* [Requirement]
Word for word, transcribe the lines below and drop the pictures.

* [Exercise input]
★ ★ ★ ★ ★

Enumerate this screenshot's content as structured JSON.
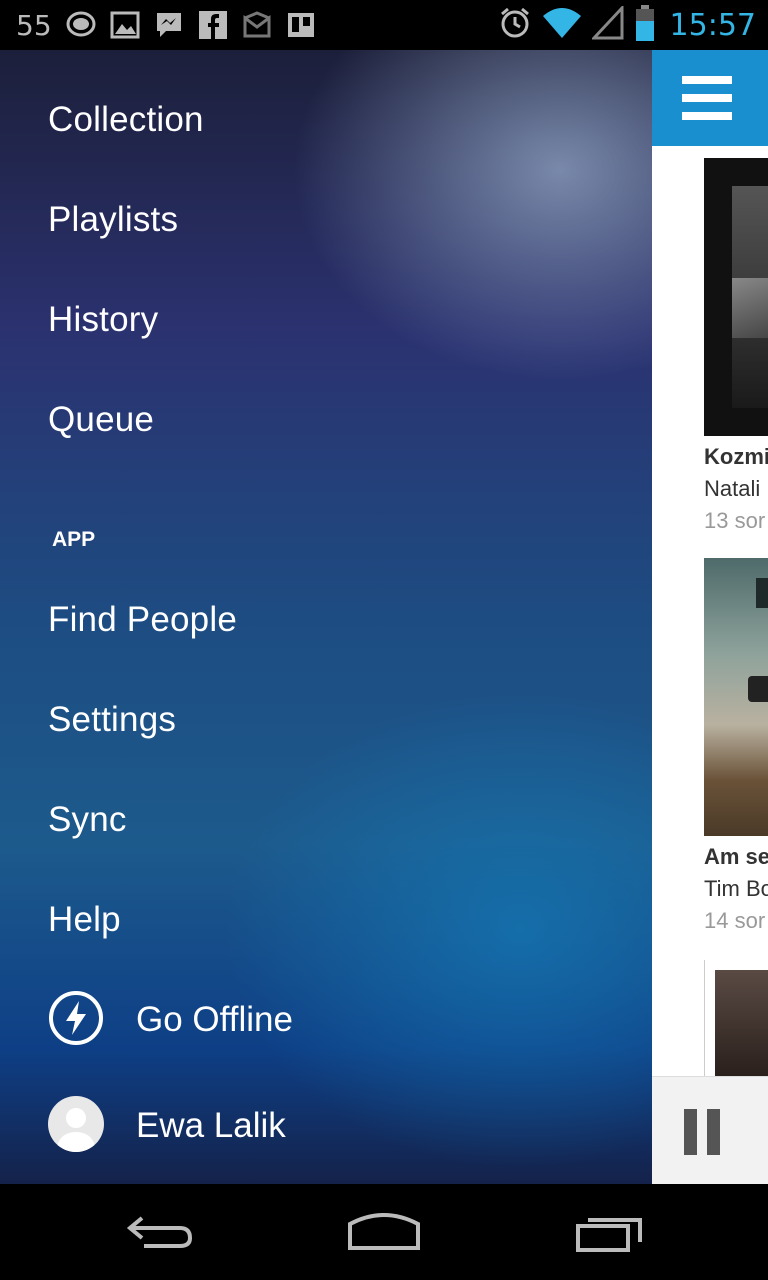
{
  "status_bar": {
    "left_number": "55",
    "time": "15:57",
    "icons": [
      "chat-bubble-icon",
      "image-icon",
      "messenger-icon",
      "facebook-icon",
      "gmail-icon",
      "trello-icon"
    ],
    "right_icons": [
      "alarm-icon",
      "wifi-icon",
      "signal-icon",
      "battery-icon"
    ]
  },
  "drawer": {
    "items": [
      {
        "label": "Collection"
      },
      {
        "label": "Playlists"
      },
      {
        "label": "History"
      },
      {
        "label": "Queue"
      }
    ],
    "section_label": "APP",
    "app_items": [
      {
        "label": "Find People"
      },
      {
        "label": "Settings"
      },
      {
        "label": "Sync"
      },
      {
        "label": "Help"
      }
    ],
    "go_offline": {
      "label": "Go Offline",
      "icon": "lightning-bolt-icon"
    },
    "user": {
      "label": "Ewa Lalik",
      "icon": "avatar-icon"
    }
  },
  "content": {
    "albums": [
      {
        "title": "Kozmi",
        "artist": "Natali",
        "songs": "13 sor"
      },
      {
        "title": "Am se",
        "artist": "Tim Bo",
        "songs": "14 sor"
      }
    ]
  },
  "colors": {
    "accent": "#1a8fcf",
    "time": "#33b5e5"
  }
}
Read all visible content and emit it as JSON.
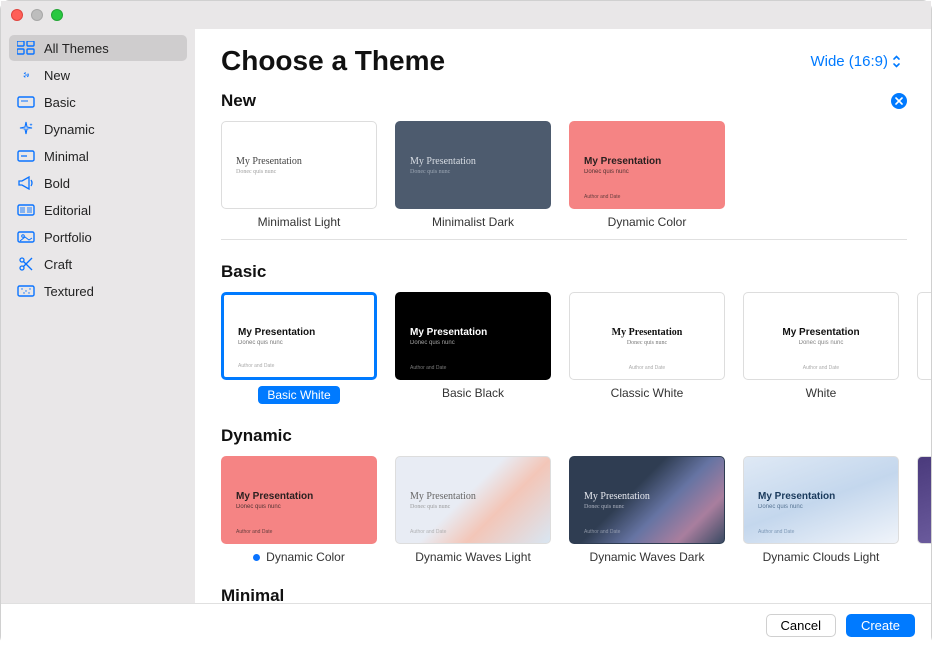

★ ★ ★ ★ ★

* [Solution]
Enumerate this screenshot's content as structured JSON.
{
  "status_bar": {
    "left_number": "55",
    "time": "15:57",
    "icons": [
      "chat-bubble-icon",
      "image-icon",
      "messenger-icon",
      "facebook-icon",
      "gmail-icon",
      "trello-icon"
    ],
    "right_icons": [
      "alarm-icon",
      "wifi-icon",
      "signal-icon",
      "battery-icon"
    ]
  },
  "drawer": {
    "items": [
      {
        "label": "Collection"
      },
      {
        "label": "Playlists"
      },
      {
        "label": "History"
      },
      {
        "label": "Queue"
      }
    ],
    "section_label": "APP",
    "app_items": [
      {
        "label": "Find People"
      },
      {
        "label": "Settings"
      },
      {
        "label": "Sync"
      },
      {
        "label": "Help"
      }
    ],
    "go_offline": {
      "label": "Go Offline",
      "icon": "lightning-bolt-icon"
    },
    "user": {
      "label": "Ewa Lalik",
      "icon": "avatar-icon"
    }
  },
  "content": {
    "albums": [
      {
        "title": "Kozmi",
        "artist": "Natali",
        "songs": "13 sor"
      },
      {
        "title": "Am se",
        "artist": "Tim Bo",
        "songs": "14 sor"
      }
    ]
  },
  "colors": {
    "accent": "#1a8fcf",
    "time": "#33b5e5"
  }
}
Read all visible content and emit it as JSON.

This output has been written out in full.